**RECORDS TO PROCESS**.
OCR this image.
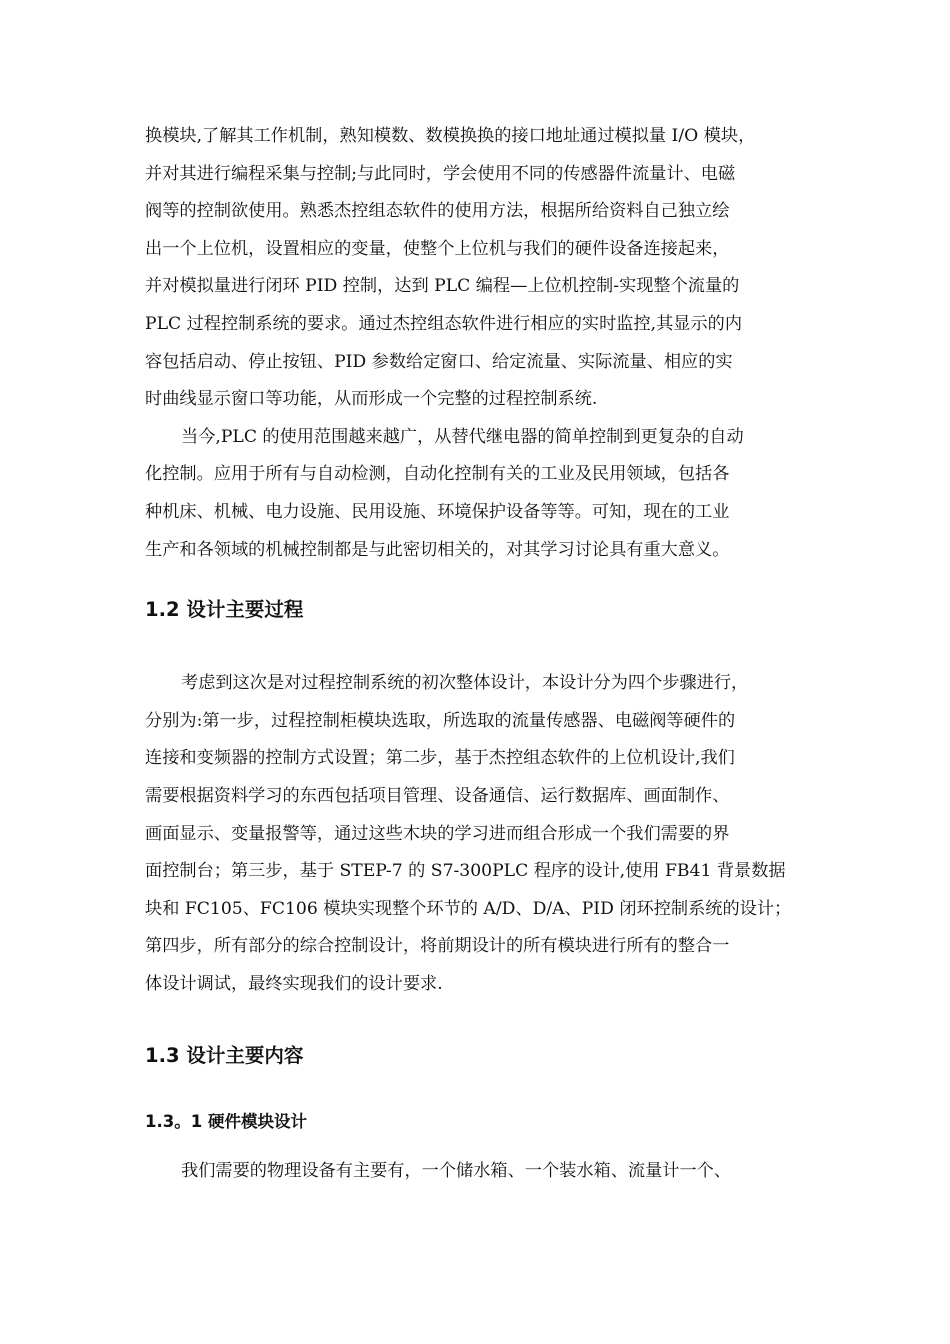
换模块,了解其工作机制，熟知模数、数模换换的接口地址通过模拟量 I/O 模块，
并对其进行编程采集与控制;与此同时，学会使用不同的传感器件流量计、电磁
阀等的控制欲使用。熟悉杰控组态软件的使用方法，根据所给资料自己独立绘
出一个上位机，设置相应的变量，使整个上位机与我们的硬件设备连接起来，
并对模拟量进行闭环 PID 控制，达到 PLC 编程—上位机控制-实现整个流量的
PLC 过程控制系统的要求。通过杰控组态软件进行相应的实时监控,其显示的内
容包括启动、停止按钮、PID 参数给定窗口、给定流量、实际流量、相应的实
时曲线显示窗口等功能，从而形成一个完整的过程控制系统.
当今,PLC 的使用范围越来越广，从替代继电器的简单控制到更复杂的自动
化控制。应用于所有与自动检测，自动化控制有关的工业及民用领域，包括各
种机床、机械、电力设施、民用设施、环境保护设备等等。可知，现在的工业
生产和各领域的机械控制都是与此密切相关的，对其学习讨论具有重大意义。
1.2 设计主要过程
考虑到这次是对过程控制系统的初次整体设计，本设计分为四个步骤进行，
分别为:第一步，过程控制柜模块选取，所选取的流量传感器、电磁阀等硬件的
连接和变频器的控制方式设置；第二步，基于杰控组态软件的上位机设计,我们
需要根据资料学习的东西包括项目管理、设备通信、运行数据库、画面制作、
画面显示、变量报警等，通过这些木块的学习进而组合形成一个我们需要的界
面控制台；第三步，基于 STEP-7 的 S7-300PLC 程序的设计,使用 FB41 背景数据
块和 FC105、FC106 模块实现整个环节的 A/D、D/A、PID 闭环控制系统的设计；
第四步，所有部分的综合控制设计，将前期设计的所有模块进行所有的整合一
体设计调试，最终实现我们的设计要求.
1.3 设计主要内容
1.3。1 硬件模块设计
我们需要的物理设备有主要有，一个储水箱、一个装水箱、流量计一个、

* * *

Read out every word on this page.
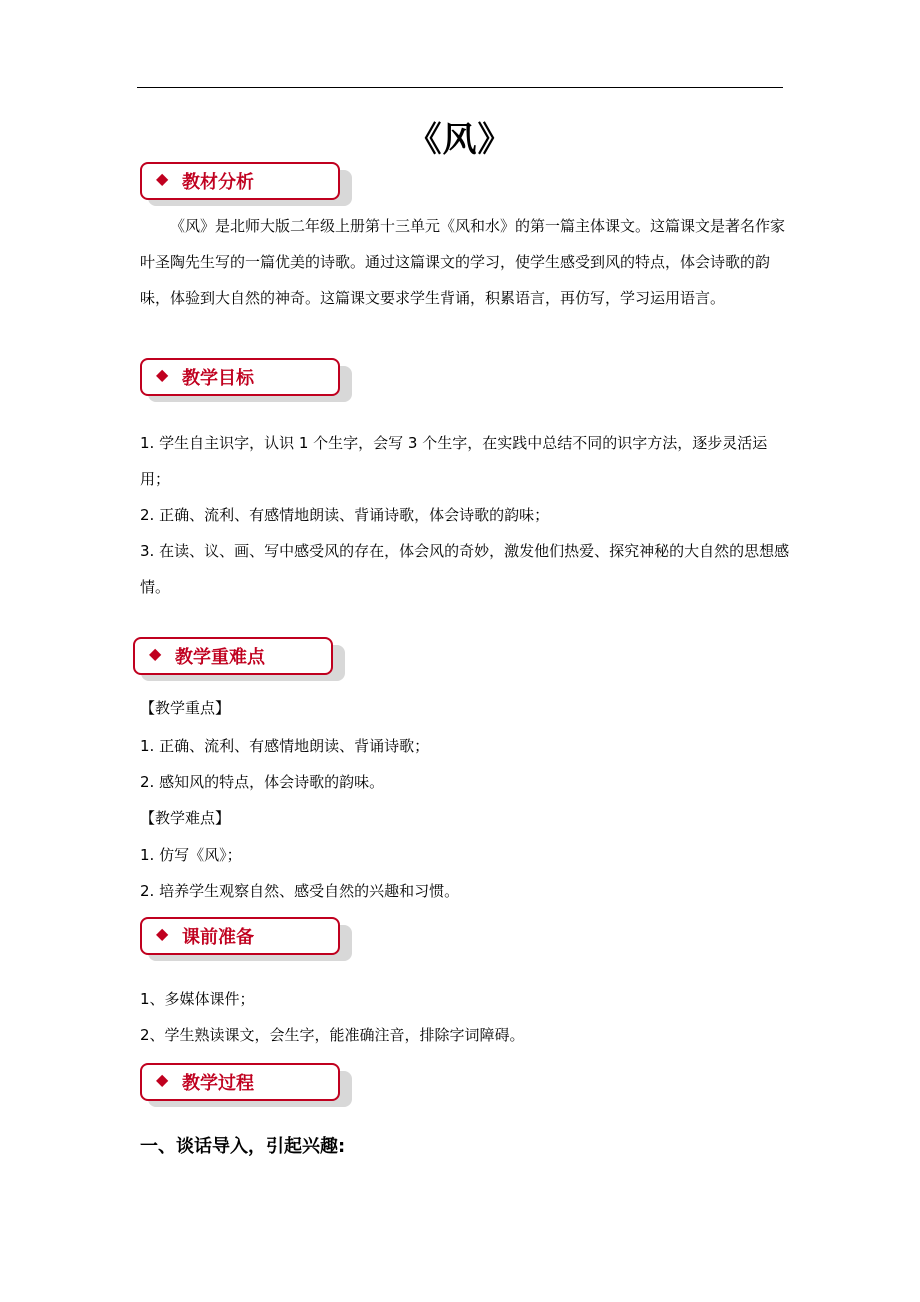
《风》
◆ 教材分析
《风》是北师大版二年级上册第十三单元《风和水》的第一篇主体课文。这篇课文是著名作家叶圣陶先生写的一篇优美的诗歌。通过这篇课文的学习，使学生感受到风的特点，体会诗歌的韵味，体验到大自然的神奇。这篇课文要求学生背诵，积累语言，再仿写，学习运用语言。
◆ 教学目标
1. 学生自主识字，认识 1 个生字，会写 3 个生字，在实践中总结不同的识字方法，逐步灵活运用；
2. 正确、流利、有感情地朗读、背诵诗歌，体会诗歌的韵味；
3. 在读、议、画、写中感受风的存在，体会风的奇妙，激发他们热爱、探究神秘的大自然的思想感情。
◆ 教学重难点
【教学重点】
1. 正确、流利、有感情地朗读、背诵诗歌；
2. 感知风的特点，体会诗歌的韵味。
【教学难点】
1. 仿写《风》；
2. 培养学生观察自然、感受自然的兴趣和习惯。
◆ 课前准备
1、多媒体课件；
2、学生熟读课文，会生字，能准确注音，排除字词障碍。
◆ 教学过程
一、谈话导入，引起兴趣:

**PROBLEM TO WORK ON**. Say how many lines in the listing above include "有感情地朗读". Give nothing but the number.

**COMPLETE RESPONSE**. 2